-------- Stored records

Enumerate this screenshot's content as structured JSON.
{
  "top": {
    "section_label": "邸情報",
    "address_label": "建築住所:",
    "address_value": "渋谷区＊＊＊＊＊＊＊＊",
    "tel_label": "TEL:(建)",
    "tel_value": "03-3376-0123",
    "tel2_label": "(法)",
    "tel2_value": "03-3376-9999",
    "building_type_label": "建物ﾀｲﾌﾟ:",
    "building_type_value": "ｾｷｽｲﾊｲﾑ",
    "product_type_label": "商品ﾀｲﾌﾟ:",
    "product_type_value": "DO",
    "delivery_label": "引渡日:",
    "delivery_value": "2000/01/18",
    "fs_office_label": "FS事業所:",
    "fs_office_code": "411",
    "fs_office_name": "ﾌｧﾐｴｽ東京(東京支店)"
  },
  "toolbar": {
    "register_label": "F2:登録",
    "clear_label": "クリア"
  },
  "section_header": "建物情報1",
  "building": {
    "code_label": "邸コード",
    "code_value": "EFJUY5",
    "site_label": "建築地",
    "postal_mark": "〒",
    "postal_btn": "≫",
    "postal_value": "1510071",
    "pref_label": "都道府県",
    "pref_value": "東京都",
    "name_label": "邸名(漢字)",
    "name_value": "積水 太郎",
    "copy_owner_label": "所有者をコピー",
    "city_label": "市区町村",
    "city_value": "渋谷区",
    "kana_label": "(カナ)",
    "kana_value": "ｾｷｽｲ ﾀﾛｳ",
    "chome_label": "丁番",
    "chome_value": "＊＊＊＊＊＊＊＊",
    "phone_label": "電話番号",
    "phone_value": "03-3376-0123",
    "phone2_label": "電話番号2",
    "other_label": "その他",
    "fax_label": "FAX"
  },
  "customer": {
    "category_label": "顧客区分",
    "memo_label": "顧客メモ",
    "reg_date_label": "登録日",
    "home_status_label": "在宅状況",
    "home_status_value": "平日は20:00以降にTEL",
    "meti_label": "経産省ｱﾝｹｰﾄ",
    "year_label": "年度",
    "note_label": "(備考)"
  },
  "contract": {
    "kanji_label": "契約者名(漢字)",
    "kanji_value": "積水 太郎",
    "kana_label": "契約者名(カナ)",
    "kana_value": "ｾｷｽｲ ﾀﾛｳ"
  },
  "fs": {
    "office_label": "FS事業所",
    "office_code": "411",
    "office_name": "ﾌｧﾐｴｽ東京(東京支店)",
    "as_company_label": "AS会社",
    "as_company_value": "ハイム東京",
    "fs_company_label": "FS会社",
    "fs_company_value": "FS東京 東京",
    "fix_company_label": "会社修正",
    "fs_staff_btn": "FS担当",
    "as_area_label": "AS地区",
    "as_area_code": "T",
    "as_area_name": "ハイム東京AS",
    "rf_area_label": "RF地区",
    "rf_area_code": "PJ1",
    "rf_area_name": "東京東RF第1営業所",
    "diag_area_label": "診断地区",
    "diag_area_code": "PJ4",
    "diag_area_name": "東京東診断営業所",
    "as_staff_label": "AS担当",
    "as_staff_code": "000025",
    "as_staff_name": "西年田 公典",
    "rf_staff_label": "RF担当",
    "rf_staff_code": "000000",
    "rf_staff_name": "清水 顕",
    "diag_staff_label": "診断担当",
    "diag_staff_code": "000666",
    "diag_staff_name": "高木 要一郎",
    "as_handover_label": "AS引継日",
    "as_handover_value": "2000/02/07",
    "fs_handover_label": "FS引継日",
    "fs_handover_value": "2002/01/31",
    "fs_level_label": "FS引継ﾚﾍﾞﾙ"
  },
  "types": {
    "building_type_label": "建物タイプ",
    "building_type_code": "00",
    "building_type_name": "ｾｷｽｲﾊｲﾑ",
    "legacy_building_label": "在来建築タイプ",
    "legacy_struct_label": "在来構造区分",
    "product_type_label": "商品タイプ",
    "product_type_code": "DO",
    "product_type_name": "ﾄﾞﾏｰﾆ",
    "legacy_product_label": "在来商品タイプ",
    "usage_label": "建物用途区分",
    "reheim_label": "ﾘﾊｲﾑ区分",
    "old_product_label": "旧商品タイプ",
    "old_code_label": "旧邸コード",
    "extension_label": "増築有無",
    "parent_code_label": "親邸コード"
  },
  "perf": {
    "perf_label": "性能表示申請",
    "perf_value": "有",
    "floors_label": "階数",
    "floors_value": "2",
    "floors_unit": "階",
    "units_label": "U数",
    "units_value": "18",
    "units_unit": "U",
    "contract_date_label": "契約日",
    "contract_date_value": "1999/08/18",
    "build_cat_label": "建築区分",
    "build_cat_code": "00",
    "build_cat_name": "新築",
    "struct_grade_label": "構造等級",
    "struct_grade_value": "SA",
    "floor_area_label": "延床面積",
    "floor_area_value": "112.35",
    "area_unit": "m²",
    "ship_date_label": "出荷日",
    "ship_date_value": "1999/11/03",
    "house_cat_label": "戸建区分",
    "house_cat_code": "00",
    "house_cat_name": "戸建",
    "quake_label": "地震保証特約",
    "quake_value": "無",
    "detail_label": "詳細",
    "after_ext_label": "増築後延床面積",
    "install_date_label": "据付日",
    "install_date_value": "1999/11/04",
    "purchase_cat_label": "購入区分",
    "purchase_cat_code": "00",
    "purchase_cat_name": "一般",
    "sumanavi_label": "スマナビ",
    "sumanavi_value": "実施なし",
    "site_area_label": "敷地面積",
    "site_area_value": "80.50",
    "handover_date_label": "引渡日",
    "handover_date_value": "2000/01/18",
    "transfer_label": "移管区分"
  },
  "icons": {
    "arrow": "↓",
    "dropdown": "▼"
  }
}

----------------

▶ [Task description]:
Write out every entry again, keeping each line exactly the same.

▶ [Output for this exercise]:
Enumerate this screenshot's content as structured JSON.
{
  "top": {
    "section_label": "邸情報",
    "address_label": "建築住所:",
    "address_value": "渋谷区＊＊＊＊＊＊＊＊",
    "tel_label": "TEL:(建)",
    "tel_value": "03-3376-0123",
    "tel2_label": "(法)",
    "tel2_value": "03-3376-9999",
    "building_type_label": "建物ﾀｲﾌﾟ:",
    "building_type_value": "ｾｷｽｲﾊｲﾑ",
    "product_type_label": "商品ﾀｲﾌﾟ:",
    "product_type_value": "DO",
    "delivery_label": "引渡日:",
    "delivery_value": "2000/01/18",
    "fs_office_label": "FS事業所:",
    "fs_office_code": "411",
    "fs_office_name": "ﾌｧﾐｴｽ東京(東京支店)"
  },
  "toolbar": {
    "register_label": "F2:登録",
    "clear_label": "クリア"
  },
  "section_header": "建物情報1",
  "building": {
    "code_label": "邸コード",
    "code_value": "EFJUY5",
    "site_label": "建築地",
    "postal_mark": "〒",
    "postal_btn": "≫",
    "postal_value": "1510071",
    "pref_label": "都道府県",
    "pref_value": "東京都",
    "name_label": "邸名(漢字)",
    "name_value": "積水 太郎",
    "copy_owner_label": "所有者をコピー",
    "city_label": "市区町村",
    "city_value": "渋谷区",
    "kana_label": "(カナ)",
    "kana_value": "ｾｷｽｲ ﾀﾛｳ",
    "chome_label": "丁番",
    "chome_value": "＊＊＊＊＊＊＊＊",
    "phone_label": "電話番号",
    "phone_value": "03-3376-0123",
    "phone2_label": "電話番号2",
    "other_label": "その他",
    "fax_label": "FAX"
  },
  "customer": {
    "category_label": "顧客区分",
    "memo_label": "顧客メモ",
    "reg_date_label": "登録日",
    "home_status_label": "在宅状況",
    "home_status_value": "平日は20:00以降にTEL",
    "meti_label": "経産省ｱﾝｹｰﾄ",
    "year_label": "年度",
    "note_label": "(備考)"
  },
  "contract": {
    "kanji_label": "契約者名(漢字)",
    "kanji_value": "積水 太郎",
    "kana_label": "契約者名(カナ)",
    "kana_value": "ｾｷｽｲ ﾀﾛｳ"
  },
  "fs": {
    "office_label": "FS事業所",
    "office_code": "411",
    "office_name": "ﾌｧﾐｴｽ東京(東京支店)",
    "as_company_label": "AS会社",
    "as_company_value": "ハイム東京",
    "fs_company_label": "FS会社",
    "fs_company_value": "FS東京 東京",
    "fix_company_label": "会社修正",
    "fs_staff_btn": "FS担当",
    "as_area_label": "AS地区",
    "as_area_code": "T",
    "as_area_name": "ハイム東京AS",
    "rf_area_label": "RF地区",
    "rf_area_code": "PJ1",
    "rf_area_name": "東京東RF第1営業所",
    "diag_area_label": "診断地区",
    "diag_area_code": "PJ4",
    "diag_area_name": "東京東診断営業所",
    "as_staff_label": "AS担当",
    "as_staff_code": "000025",
    "as_staff_name": "西年田 公典",
    "rf_staff_label": "RF担当",
    "rf_staff_code": "000000",
    "rf_staff_name": "清水 顕",
    "diag_staff_label": "診断担当",
    "diag_staff_code": "000666",
    "diag_staff_name": "高木 要一郎",
    "as_handover_label": "AS引継日",
    "as_handover_value": "2000/02/07",
    "fs_handover_label": "FS引継日",
    "fs_handover_value": "2002/01/31",
    "fs_level_label": "FS引継ﾚﾍﾞﾙ"
  },
  "types": {
    "building_type_label": "建物タイプ",
    "building_type_code": "00",
    "building_type_name": "ｾｷｽｲﾊｲﾑ",
    "legacy_building_label": "在来建築タイプ",
    "legacy_struct_label": "在来構造区分",
    "product_type_label": "商品タイプ",
    "product_type_code": "DO",
    "product_type_name": "ﾄﾞﾏｰﾆ",
    "legacy_product_label": "在来商品タイプ",
    "usage_label": "建物用途区分",
    "reheim_label": "ﾘﾊｲﾑ区分",
    "old_product_label": "旧商品タイプ",
    "old_code_label": "旧邸コード",
    "extension_label": "増築有無",
    "parent_code_label": "親邸コード"
  },
  "perf": {
    "perf_label": "性能表示申請",
    "perf_value": "有",
    "floors_label": "階数",
    "floors_value": "2",
    "floors_unit": "階",
    "units_label": "U数",
    "units_value": "18",
    "units_unit": "U",
    "contract_date_label": "契約日",
    "contract_date_value": "1999/08/18",
    "build_cat_label": "建築区分",
    "build_cat_code": "00",
    "build_cat_name": "新築",
    "struct_grade_label": "構造等級",
    "struct_grade_value": "SA",
    "floor_area_label": "延床面積",
    "floor_area_value": "112.35",
    "area_unit": "m²",
    "ship_date_label": "出荷日",
    "ship_date_value": "1999/11/03",
    "house_cat_label": "戸建区分",
    "house_cat_code": "00",
    "house_cat_name": "戸建",
    "quake_label": "地震保証特約",
    "quake_value": "無",
    "detail_label": "詳細",
    "after_ext_label": "増築後延床面積",
    "install_date_label": "据付日",
    "install_date_value": "1999/11/04",
    "purchase_cat_label": "購入区分",
    "purchase_cat_code": "00",
    "purchase_cat_name": "一般",
    "sumanavi_label": "スマナビ",
    "sumanavi_value": "実施なし",
    "site_area_label": "敷地面積",
    "site_area_value": "80.50",
    "handover_date_label": "引渡日",
    "handover_date_value": "2000/01/18",
    "transfer_label": "移管区分"
  },
  "icons": {
    "arrow": "↓",
    "dropdown": "▼"
  }
}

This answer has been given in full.